··· Exercise data ···

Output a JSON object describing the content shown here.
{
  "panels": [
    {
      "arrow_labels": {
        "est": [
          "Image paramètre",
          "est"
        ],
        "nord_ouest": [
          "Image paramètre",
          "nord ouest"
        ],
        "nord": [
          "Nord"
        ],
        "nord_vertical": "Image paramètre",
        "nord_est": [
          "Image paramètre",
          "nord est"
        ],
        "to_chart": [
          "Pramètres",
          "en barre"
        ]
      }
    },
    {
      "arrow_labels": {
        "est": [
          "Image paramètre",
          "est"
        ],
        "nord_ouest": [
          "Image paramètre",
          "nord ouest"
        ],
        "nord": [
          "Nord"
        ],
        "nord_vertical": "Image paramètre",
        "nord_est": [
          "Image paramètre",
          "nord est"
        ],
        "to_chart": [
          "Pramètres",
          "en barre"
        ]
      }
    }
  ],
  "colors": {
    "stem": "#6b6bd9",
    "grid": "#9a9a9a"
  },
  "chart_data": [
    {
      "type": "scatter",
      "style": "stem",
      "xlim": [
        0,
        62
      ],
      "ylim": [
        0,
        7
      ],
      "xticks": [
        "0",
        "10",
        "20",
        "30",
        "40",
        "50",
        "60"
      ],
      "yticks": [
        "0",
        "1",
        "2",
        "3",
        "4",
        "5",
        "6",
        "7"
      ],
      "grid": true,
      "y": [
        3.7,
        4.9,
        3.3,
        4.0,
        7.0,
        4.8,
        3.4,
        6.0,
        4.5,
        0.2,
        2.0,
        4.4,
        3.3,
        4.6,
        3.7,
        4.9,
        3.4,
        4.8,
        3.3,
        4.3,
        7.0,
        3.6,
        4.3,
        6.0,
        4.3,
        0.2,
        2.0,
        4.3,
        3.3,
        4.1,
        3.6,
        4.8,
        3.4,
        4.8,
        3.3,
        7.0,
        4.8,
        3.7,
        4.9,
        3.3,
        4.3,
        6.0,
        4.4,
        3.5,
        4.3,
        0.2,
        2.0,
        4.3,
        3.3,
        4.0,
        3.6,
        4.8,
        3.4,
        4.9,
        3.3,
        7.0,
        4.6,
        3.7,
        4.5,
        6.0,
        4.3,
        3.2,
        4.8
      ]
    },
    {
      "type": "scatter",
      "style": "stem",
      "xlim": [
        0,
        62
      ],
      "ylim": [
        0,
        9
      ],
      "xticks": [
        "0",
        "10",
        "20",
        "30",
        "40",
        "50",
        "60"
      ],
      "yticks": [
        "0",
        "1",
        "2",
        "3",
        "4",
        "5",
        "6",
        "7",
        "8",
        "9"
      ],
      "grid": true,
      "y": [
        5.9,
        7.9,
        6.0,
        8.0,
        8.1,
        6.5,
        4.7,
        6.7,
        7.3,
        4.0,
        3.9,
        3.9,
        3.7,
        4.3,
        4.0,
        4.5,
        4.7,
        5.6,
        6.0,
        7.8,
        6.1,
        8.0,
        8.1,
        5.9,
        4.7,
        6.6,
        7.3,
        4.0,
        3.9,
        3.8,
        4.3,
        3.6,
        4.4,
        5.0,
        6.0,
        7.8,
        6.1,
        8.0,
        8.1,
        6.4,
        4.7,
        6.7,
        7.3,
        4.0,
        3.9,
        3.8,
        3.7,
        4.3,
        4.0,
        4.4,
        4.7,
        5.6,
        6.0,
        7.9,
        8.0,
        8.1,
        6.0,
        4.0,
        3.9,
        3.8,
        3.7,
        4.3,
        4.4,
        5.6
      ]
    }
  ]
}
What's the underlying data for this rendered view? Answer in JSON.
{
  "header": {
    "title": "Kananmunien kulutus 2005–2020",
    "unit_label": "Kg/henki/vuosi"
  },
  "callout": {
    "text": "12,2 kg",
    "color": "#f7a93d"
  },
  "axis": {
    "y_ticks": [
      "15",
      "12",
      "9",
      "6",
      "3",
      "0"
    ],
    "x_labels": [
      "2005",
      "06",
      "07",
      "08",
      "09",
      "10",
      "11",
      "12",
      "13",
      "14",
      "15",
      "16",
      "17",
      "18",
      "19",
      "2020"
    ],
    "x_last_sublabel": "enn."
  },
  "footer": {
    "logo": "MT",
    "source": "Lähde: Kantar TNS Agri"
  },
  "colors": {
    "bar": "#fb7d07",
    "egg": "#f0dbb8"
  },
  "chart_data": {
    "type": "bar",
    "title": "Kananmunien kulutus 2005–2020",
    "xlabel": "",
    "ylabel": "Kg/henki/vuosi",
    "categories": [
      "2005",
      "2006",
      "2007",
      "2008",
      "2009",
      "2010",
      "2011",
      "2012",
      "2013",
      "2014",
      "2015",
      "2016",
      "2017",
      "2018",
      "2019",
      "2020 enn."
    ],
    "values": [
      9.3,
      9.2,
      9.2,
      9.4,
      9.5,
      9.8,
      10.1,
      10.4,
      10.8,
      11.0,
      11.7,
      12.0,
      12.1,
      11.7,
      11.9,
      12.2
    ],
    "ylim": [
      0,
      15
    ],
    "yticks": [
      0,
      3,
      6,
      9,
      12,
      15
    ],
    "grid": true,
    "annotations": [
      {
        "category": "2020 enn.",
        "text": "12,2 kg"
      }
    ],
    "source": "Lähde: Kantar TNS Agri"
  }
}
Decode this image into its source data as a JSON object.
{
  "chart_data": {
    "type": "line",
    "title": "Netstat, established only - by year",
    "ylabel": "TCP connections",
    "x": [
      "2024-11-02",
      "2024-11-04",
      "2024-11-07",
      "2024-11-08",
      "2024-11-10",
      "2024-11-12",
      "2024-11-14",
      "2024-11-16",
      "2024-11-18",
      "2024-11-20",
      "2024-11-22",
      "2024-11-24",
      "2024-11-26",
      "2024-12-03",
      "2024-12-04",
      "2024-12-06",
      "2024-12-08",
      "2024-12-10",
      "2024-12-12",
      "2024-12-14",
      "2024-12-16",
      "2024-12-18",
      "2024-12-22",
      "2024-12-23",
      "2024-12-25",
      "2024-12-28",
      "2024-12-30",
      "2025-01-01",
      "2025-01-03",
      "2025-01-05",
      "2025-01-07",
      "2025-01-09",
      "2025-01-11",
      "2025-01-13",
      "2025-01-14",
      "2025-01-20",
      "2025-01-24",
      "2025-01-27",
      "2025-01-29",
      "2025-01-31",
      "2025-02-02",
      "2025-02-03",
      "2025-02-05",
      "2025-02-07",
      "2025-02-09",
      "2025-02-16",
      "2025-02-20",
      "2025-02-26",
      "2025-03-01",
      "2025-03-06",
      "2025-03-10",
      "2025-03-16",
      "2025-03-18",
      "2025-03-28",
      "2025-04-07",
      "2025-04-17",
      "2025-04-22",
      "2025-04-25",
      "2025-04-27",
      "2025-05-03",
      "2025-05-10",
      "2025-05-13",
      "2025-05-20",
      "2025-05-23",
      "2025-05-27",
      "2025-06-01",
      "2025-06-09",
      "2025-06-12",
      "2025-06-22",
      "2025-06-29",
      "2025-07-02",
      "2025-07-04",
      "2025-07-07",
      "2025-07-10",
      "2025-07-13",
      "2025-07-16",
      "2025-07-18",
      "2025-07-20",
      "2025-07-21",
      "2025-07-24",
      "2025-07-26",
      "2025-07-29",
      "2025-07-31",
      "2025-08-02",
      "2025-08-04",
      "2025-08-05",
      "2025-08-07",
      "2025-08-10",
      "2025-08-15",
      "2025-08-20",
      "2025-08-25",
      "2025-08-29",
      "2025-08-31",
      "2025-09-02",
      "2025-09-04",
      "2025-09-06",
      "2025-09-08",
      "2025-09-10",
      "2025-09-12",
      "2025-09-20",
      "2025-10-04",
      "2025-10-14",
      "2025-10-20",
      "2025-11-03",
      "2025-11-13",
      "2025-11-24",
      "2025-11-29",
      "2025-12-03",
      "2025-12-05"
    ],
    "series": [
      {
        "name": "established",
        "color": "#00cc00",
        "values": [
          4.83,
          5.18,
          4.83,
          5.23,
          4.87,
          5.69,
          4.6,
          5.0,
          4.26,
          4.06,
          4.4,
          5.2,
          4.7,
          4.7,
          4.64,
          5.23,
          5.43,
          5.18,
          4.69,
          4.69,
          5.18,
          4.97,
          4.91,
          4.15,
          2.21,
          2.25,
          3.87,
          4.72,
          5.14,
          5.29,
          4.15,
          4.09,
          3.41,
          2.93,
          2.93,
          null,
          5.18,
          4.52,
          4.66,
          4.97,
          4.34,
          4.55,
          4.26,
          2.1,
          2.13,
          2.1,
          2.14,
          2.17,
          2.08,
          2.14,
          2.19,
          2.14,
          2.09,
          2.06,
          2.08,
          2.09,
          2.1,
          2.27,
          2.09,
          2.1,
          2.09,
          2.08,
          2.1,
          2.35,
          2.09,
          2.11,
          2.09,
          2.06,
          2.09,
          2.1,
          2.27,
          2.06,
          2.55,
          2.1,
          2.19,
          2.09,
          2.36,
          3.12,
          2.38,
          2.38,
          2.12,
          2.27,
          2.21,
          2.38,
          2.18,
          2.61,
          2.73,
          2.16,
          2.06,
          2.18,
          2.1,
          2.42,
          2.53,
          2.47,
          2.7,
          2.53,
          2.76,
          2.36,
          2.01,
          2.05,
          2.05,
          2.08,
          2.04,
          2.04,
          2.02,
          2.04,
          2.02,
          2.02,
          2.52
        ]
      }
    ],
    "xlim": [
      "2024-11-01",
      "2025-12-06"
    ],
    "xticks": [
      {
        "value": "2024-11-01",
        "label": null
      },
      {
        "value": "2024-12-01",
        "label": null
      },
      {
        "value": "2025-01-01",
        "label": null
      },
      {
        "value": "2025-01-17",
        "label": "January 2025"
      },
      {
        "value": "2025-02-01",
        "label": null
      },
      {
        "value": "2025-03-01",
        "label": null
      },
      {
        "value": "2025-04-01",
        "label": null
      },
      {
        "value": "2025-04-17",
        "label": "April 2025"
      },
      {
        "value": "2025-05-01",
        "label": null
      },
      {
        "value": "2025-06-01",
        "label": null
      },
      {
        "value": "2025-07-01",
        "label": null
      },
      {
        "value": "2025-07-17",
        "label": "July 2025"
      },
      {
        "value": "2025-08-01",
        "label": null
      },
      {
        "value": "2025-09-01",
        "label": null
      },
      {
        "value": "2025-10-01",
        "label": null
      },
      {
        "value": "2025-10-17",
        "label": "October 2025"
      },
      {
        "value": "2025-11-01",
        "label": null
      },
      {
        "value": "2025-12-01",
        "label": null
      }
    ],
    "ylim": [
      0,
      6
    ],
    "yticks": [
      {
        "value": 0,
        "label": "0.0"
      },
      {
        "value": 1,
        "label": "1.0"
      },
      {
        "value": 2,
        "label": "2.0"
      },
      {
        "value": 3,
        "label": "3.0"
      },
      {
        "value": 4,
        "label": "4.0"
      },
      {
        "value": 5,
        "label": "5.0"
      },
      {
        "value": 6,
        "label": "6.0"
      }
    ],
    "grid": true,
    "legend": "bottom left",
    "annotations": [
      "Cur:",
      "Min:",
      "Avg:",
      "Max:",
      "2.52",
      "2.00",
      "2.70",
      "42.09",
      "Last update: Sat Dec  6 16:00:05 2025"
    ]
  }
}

···

Copy out every line holding the string "type".

      "type": "scatter",
      "type": "scatter",
    "type": "bar",
    "type": "line",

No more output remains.